* begin Entries provided *
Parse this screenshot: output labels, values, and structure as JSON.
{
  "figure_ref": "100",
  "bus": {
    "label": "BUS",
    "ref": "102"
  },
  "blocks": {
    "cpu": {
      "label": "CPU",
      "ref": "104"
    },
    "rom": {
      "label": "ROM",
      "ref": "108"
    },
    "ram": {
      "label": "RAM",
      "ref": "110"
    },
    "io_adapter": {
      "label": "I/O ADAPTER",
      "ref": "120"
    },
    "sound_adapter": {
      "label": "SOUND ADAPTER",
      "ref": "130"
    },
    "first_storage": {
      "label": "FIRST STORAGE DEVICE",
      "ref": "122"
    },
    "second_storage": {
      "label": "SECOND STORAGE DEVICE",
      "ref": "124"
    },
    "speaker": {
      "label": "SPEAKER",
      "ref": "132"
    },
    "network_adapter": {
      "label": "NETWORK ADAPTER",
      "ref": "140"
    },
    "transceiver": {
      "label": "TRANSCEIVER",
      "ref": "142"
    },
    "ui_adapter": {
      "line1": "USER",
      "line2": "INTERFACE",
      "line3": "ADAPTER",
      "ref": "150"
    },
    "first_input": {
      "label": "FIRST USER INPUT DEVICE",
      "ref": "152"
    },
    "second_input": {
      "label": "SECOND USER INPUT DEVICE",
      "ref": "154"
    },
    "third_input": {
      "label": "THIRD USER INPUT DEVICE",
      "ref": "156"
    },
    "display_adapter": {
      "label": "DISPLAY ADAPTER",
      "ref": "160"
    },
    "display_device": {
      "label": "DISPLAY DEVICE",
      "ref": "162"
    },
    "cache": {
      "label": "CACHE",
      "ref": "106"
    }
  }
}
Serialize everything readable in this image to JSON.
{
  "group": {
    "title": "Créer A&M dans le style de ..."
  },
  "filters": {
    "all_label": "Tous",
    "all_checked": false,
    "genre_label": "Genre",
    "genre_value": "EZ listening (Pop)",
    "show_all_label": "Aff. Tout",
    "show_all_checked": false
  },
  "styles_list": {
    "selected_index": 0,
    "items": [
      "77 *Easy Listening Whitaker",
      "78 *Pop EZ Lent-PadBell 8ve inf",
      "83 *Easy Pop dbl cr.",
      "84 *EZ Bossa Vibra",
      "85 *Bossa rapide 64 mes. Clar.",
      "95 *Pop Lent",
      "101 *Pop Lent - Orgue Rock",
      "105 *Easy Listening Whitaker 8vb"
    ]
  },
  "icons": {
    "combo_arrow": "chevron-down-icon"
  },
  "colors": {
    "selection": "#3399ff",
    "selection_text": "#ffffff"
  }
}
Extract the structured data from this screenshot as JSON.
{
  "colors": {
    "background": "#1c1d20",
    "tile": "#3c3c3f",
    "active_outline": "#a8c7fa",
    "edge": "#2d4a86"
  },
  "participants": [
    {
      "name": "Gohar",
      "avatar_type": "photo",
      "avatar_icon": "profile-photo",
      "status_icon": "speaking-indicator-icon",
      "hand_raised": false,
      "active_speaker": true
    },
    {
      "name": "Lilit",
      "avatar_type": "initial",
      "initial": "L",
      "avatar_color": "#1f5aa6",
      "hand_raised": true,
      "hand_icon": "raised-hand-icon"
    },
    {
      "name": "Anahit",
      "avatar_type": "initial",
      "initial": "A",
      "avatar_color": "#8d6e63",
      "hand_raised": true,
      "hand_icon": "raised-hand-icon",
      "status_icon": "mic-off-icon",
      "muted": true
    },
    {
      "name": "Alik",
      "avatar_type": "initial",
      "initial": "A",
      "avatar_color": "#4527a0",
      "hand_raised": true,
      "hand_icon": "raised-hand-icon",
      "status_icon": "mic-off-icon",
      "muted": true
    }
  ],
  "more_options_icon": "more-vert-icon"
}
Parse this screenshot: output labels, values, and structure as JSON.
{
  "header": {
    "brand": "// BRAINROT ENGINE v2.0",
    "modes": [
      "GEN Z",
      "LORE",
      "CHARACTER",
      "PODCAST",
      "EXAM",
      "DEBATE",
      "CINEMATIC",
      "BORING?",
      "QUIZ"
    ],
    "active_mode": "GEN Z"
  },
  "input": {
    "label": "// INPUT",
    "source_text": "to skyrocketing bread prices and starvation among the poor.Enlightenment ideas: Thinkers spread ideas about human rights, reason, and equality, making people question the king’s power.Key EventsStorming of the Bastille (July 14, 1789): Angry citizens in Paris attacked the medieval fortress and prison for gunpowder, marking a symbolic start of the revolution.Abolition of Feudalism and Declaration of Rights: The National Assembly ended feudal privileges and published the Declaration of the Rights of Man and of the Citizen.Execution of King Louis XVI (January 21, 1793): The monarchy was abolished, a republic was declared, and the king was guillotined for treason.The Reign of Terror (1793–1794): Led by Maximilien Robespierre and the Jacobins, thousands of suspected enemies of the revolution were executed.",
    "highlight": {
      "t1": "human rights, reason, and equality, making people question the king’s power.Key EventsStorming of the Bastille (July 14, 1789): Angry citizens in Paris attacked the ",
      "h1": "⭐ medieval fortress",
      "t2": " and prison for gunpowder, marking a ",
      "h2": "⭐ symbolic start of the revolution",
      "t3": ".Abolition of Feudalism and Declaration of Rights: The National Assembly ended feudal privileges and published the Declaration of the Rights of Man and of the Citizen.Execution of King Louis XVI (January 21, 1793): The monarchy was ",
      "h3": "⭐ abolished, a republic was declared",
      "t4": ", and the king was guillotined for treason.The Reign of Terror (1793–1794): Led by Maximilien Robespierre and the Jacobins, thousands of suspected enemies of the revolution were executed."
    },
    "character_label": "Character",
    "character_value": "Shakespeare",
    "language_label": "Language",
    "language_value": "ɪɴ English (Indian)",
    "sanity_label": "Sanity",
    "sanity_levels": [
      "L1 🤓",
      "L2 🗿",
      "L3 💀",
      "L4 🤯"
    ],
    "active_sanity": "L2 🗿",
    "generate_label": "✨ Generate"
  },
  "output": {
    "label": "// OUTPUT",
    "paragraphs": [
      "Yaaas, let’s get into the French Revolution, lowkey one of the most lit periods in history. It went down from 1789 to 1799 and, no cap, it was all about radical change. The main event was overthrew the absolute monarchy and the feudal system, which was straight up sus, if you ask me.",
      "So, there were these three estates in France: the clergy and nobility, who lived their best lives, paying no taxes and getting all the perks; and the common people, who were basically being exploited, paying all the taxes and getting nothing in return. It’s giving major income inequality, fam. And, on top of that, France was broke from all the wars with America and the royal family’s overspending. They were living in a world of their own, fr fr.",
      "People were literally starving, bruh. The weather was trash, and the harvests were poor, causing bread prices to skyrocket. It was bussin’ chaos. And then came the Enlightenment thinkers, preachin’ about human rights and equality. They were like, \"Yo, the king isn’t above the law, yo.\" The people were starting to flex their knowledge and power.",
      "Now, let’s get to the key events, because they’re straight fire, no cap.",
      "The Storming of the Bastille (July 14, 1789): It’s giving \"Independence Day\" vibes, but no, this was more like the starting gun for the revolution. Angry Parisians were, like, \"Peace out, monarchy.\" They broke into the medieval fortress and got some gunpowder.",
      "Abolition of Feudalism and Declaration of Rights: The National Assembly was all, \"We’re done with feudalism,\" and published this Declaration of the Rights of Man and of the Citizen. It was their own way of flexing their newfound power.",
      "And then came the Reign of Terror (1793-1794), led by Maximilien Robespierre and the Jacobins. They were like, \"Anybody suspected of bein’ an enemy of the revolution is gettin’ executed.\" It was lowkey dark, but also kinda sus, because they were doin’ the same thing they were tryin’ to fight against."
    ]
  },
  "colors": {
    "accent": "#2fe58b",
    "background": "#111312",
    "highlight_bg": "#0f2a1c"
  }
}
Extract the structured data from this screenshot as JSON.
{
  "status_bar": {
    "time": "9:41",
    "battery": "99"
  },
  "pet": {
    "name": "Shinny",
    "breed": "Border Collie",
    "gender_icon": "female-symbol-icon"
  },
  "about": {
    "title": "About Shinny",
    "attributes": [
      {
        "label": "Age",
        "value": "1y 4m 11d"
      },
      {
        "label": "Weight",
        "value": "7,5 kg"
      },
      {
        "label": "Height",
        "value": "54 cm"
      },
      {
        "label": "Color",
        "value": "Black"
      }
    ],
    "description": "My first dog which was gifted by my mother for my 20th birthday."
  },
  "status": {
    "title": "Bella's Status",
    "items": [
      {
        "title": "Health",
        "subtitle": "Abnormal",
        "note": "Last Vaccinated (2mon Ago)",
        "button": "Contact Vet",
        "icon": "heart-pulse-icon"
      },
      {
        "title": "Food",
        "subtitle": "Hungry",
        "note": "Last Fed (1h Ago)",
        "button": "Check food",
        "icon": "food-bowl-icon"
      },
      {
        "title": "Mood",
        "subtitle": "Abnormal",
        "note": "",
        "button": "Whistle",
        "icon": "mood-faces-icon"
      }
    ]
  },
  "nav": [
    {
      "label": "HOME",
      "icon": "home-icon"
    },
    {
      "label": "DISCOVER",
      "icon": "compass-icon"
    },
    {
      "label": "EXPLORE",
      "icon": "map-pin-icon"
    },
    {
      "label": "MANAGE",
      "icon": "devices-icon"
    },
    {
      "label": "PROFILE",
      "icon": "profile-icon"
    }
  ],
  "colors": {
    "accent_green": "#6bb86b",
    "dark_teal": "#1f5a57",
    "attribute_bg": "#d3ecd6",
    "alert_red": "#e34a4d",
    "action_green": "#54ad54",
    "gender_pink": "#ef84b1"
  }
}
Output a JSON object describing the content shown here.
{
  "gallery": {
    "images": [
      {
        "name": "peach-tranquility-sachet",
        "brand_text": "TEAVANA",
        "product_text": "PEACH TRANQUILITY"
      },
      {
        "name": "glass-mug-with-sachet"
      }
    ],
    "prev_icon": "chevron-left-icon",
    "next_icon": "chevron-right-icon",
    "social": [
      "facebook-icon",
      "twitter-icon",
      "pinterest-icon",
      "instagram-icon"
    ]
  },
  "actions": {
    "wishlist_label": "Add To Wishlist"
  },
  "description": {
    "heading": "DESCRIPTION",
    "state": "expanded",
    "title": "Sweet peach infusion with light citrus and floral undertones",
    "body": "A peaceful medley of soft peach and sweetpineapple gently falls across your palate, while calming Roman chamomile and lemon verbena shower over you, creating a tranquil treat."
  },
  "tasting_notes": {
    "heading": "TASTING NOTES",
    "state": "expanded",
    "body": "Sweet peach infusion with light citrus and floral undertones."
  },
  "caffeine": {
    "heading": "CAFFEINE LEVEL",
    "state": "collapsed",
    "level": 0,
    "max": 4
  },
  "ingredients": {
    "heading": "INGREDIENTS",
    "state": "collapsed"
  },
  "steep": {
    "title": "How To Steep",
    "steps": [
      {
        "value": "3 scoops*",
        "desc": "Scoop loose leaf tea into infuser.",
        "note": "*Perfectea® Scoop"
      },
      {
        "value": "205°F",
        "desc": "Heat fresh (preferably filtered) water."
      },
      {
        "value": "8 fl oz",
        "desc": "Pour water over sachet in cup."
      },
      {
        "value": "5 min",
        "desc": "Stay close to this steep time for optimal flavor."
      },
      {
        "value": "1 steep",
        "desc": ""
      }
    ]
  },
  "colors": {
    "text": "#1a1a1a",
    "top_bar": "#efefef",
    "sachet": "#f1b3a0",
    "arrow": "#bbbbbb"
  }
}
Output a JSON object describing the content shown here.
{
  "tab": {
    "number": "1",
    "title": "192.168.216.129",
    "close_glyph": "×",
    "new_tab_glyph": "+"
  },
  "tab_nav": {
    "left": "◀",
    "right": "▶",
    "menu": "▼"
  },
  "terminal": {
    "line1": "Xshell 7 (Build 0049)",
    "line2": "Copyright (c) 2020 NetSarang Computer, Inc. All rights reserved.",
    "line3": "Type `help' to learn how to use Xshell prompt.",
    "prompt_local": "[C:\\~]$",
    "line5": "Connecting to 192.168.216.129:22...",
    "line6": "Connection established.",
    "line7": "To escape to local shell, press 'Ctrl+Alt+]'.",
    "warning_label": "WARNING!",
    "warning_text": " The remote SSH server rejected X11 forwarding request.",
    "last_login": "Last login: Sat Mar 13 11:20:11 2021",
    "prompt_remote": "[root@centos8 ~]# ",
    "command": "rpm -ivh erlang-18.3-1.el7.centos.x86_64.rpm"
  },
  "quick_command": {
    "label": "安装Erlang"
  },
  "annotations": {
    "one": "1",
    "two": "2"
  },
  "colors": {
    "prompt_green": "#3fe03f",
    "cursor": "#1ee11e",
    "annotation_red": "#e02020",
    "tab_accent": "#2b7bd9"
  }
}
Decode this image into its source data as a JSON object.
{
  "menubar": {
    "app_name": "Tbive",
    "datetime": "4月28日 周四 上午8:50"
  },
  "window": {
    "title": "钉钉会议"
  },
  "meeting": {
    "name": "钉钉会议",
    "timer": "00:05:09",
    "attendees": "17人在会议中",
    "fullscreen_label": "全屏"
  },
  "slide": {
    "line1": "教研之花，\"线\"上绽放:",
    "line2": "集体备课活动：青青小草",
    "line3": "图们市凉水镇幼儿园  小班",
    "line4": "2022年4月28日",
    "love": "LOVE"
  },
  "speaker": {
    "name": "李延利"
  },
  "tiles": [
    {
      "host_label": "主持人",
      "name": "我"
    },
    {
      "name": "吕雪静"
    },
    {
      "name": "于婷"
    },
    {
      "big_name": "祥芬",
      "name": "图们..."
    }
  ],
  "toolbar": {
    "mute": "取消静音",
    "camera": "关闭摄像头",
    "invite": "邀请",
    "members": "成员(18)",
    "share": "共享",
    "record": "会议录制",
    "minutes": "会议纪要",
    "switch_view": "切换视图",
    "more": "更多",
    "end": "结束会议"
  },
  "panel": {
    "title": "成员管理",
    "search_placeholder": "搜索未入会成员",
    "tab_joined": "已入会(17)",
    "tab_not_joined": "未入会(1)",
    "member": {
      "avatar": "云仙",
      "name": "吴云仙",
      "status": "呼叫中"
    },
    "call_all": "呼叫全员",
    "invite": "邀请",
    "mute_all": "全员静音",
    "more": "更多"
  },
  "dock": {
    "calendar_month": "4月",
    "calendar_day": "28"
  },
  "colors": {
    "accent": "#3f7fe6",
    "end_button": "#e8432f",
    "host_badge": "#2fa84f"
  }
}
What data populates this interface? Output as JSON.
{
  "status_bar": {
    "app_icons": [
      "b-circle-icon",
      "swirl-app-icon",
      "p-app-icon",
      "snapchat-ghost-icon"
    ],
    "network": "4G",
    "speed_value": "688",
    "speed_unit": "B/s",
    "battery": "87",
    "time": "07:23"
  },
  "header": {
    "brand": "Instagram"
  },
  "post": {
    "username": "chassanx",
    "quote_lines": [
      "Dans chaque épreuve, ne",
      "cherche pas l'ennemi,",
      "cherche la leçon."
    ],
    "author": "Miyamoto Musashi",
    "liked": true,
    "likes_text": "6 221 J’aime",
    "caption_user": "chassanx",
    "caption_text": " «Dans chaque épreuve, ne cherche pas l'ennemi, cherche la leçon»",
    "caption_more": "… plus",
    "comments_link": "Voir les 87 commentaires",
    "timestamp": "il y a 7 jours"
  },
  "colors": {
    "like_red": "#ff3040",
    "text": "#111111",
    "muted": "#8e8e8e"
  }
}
* end Entries provided *
§ Short task
Ascertain the number of lines in the entries that include the word "Lent", and report only that number.

§ Solved exercise
3